## Start

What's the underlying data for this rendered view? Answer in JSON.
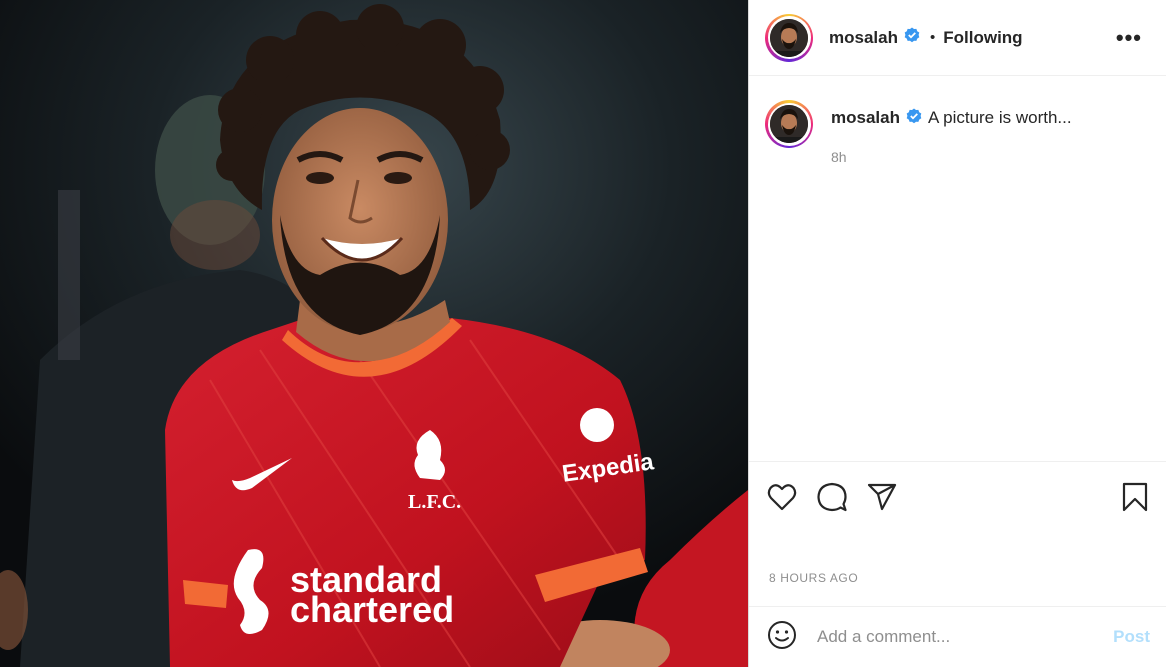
{
  "post": {
    "username": "mosalah",
    "follow_status": "Following",
    "separator": "•",
    "more_label": "•••",
    "caption_text": "A picture is worth...",
    "caption_age": "8h",
    "timestamp": "8 HOURS AGO",
    "photo": {
      "sponsor_line1": "standard",
      "sponsor_line2": "chartered",
      "sleeve_sponsor": "Expedia",
      "crest_text": "L.F.C."
    }
  },
  "comment": {
    "placeholder": "Add a comment...",
    "post_label": "Post"
  },
  "icons": {
    "verified": "verified-badge-icon",
    "like": "heart-icon",
    "comment": "comment-bubble-icon",
    "share": "paper-plane-icon",
    "save": "bookmark-icon",
    "emoji": "smiley-icon",
    "more": "ellipsis-icon"
  },
  "colors": {
    "verified": "#3897f0",
    "post_button_disabled": "#b2dffc",
    "muted_text": "#8e8e8e",
    "jersey_red": "#c8102e",
    "trim_orange": "#f26a35"
  }
}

## End

Written instruction
Pictures are to be left out; the records above must be repeated word for word.

Correct result
What's the underlying data for this rendered view? Answer in JSON.
{
  "post": {
    "username": "mosalah",
    "follow_status": "Following",
    "separator": "•",
    "more_label": "•••",
    "caption_text": "A picture is worth...",
    "caption_age": "8h",
    "timestamp": "8 HOURS AGO",
    "photo": {
      "sponsor_line1": "standard",
      "sponsor_line2": "chartered",
      "sleeve_sponsor": "Expedia",
      "crest_text": "L.F.C."
    }
  },
  "comment": {
    "placeholder": "Add a comment...",
    "post_label": "Post"
  },
  "icons": {
    "verified": "verified-badge-icon",
    "like": "heart-icon",
    "comment": "comment-bubble-icon",
    "share": "paper-plane-icon",
    "save": "bookmark-icon",
    "emoji": "smiley-icon",
    "more": "ellipsis-icon"
  },
  "colors": {
    "verified": "#3897f0",
    "post_button_disabled": "#b2dffc",
    "muted_text": "#8e8e8e",
    "jersey_red": "#c8102e",
    "trim_orange": "#f26a35"
  }
}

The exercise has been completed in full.